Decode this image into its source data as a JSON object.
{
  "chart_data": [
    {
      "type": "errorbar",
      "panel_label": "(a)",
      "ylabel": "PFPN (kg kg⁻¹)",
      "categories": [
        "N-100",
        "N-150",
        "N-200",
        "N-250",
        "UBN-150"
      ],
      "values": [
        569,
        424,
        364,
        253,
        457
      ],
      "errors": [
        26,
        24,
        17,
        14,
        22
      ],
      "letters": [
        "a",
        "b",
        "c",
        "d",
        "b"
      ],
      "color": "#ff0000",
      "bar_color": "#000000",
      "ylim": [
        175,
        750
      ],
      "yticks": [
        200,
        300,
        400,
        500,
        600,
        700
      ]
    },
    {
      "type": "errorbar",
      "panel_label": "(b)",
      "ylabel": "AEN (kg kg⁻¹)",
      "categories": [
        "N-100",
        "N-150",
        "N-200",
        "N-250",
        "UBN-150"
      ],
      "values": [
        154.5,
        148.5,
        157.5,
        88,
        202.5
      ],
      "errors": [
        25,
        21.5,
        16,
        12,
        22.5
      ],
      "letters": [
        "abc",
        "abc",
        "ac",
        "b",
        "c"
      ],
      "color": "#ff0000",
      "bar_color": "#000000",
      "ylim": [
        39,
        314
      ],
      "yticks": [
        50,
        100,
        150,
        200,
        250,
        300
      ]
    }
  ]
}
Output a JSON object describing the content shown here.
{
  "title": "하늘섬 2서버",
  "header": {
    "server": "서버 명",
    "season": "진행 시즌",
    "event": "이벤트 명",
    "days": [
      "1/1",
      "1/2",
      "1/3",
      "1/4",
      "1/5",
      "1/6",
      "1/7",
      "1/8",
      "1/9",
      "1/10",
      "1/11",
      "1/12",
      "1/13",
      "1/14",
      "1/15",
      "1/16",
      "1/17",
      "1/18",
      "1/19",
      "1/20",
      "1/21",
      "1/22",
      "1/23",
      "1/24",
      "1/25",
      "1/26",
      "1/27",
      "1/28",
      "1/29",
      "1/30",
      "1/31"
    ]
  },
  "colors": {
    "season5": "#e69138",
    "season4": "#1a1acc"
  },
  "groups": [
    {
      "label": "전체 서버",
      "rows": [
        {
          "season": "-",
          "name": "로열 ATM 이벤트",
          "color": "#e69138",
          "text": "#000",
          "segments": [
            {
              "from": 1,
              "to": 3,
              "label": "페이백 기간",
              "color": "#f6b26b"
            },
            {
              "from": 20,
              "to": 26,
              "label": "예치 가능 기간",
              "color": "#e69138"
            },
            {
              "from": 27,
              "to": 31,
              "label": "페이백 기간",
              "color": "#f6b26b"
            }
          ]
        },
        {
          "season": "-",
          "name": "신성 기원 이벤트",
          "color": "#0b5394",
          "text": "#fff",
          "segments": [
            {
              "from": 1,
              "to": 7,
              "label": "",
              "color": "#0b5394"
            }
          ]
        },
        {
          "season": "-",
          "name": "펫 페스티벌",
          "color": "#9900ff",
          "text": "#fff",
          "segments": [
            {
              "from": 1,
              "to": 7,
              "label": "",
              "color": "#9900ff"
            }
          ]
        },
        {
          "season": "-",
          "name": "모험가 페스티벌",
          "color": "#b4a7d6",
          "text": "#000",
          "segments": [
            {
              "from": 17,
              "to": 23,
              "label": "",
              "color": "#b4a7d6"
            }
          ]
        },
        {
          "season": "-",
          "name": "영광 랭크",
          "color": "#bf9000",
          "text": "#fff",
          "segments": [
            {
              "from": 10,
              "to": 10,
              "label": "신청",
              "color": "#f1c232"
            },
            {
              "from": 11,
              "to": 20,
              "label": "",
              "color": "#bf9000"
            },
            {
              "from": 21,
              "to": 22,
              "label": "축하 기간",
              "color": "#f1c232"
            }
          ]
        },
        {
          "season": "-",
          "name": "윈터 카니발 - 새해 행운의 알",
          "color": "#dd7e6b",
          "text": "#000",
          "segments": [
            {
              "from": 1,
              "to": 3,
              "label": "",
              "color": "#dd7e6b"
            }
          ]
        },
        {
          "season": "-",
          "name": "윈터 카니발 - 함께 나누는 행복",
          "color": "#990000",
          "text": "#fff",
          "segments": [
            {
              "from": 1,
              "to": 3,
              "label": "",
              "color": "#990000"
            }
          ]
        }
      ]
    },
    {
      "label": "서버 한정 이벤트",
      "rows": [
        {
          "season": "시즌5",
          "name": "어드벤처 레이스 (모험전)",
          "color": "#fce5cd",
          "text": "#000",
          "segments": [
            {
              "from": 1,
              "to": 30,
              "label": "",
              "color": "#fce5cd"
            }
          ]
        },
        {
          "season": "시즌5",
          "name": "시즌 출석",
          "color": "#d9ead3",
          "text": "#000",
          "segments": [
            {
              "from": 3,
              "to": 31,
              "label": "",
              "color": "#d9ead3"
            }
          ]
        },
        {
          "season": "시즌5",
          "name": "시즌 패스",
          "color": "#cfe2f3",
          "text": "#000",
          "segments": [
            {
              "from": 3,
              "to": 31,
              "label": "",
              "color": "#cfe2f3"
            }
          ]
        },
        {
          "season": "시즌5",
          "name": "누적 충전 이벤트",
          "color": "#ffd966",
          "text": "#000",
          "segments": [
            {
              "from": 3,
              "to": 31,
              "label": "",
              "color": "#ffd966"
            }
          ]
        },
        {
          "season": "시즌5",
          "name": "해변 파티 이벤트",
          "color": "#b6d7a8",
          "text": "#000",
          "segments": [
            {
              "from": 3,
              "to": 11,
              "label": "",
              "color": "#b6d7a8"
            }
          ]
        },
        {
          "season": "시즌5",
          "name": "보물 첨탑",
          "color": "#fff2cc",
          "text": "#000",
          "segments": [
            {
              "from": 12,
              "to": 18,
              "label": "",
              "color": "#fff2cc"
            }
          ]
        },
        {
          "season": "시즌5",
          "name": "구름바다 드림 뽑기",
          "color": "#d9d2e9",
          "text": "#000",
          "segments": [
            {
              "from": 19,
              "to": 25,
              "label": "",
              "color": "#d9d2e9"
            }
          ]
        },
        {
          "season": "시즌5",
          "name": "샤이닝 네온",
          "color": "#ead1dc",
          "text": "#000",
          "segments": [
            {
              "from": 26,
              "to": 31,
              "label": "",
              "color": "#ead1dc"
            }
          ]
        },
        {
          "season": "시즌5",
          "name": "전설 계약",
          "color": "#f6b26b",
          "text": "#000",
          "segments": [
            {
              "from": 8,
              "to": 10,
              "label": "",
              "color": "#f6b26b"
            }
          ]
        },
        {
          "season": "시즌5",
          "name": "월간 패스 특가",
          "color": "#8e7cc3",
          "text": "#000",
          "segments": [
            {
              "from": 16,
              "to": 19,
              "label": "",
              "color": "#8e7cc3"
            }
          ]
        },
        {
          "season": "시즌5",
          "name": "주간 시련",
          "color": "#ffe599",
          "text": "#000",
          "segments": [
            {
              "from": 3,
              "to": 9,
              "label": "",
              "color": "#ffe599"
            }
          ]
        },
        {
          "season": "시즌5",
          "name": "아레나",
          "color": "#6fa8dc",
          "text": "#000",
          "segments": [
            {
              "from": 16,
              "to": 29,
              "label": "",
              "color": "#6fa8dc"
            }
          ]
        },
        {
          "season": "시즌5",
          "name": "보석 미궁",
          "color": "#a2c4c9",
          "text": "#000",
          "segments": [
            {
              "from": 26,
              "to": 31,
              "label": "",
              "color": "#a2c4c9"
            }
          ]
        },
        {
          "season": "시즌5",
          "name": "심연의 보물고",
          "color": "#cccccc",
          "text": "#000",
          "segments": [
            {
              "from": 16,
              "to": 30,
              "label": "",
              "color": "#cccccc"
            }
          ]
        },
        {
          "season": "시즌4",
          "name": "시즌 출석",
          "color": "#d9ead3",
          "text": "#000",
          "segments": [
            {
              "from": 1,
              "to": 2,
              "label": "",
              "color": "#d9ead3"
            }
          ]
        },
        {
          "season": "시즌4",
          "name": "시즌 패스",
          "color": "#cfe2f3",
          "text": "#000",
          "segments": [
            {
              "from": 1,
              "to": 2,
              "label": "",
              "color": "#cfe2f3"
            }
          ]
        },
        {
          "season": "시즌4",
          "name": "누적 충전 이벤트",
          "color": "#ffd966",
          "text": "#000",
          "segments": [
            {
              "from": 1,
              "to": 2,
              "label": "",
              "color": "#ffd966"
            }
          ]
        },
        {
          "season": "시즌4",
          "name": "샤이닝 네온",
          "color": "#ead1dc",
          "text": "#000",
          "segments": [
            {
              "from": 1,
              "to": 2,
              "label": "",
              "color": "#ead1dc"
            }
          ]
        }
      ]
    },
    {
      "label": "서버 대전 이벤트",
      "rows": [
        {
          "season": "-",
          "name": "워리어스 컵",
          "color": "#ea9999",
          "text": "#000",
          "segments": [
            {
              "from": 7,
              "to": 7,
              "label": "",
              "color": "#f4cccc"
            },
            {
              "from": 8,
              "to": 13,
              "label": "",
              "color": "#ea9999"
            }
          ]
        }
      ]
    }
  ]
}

> [THE TASK]: Scan the material above. Return every line containing the string "object".

> [RESPONSE TO THIS EXERCISE]:
Decode this image into its source data as a JSON object.
Output a JSON object describing the content shown here.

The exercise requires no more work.